Exercise :: Copy out every line of the data exactly.

Records provided ::
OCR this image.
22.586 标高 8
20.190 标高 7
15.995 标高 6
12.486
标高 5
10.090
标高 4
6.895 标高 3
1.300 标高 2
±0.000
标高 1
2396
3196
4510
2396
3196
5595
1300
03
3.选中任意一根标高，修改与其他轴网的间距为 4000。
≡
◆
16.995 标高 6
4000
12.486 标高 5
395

Output ::
OCR this image.
22.586 标高 8
20.190 标高 7
15.995 标高 6
12.486
标高 5
10.090
标高 4
6.895 标高 3
1.300 标高 2
±0.000
标高 1
2396
3196
4510
2396
3196
5595
1300
03
3.选中任意一根标高，修改与其他轴网的间距为 4000。
≡
◆
16.995 标高 6
4000
12.486 标高 5
395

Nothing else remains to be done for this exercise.